* **EXTRACTED ENTRIES**:
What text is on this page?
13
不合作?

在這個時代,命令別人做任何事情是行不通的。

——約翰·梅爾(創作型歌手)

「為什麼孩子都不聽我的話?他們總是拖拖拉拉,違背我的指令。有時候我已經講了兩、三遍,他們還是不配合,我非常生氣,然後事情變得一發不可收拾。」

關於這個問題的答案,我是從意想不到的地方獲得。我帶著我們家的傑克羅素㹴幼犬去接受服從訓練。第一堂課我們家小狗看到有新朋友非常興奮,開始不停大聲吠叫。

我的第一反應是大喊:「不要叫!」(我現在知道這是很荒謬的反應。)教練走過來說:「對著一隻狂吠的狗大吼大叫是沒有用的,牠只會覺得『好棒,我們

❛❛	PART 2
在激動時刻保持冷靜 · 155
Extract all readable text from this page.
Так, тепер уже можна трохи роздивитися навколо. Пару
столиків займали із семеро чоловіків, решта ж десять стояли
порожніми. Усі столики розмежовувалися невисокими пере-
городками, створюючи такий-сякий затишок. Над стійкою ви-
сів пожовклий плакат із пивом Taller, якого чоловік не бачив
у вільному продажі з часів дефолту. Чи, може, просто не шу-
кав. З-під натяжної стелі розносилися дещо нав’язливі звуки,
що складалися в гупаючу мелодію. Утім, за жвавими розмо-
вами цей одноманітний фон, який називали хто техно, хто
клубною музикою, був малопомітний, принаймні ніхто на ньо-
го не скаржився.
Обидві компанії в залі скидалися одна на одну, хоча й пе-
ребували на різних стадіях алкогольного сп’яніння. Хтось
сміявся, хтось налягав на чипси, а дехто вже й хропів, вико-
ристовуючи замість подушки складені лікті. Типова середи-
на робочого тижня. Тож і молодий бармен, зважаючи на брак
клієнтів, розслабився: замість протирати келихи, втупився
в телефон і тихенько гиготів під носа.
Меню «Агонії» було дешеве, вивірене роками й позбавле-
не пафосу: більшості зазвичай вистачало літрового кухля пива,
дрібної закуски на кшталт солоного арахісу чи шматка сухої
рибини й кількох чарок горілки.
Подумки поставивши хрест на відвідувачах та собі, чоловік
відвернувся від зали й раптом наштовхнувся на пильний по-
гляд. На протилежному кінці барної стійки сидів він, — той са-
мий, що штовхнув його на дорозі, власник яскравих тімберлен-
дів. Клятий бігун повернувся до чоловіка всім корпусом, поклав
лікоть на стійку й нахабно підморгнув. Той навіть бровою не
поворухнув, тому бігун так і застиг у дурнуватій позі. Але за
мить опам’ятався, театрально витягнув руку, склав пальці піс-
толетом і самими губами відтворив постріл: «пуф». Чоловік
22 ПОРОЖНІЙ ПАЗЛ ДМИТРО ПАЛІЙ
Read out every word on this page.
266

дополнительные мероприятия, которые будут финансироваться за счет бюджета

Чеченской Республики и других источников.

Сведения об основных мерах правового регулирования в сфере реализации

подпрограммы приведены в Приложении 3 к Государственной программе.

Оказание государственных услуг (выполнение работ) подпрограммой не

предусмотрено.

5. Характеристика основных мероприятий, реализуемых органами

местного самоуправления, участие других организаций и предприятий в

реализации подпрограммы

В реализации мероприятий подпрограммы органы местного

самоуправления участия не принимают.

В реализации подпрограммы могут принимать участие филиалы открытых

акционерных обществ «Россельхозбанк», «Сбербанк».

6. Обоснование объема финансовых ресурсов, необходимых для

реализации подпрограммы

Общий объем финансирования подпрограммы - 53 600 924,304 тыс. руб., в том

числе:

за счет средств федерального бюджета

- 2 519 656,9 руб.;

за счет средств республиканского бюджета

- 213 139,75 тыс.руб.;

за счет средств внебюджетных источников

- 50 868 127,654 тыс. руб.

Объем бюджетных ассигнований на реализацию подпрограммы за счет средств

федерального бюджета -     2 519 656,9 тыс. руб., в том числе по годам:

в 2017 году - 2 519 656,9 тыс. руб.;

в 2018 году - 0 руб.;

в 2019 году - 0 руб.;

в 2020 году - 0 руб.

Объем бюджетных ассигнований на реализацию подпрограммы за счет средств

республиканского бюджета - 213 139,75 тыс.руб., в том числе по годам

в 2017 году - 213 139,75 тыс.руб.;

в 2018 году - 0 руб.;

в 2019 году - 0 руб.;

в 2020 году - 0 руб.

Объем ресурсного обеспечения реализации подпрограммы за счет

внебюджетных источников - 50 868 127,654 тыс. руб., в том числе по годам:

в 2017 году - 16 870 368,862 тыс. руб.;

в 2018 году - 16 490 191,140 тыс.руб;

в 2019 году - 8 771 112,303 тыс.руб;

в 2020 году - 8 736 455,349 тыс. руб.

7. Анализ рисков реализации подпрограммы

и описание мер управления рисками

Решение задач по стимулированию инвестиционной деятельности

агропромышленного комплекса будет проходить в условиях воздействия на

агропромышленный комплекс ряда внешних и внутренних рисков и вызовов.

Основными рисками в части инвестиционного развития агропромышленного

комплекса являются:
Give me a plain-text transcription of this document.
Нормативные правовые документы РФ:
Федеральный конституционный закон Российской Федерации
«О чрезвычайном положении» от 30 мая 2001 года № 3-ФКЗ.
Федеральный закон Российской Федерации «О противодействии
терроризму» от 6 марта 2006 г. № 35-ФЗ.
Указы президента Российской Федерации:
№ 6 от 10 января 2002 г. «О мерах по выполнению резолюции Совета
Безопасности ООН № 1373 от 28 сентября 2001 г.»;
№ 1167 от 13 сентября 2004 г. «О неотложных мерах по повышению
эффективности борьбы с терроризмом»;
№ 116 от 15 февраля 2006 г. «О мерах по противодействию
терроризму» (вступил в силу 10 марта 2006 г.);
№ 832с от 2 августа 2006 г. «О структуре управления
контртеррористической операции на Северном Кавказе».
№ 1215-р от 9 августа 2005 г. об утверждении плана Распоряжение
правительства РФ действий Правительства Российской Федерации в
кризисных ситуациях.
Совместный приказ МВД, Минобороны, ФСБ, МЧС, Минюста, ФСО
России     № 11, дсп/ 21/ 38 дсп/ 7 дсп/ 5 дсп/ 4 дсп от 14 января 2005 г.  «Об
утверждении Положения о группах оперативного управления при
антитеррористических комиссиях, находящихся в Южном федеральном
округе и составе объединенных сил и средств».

* **WRITTEN TASK**: Search the entries for the word "самоуправления" and copy every line that has it.

* **ANSWER TO THIS TASK**:
местного самоуправления, участие других организаций и предприятий в
самоуправления участия не принимают.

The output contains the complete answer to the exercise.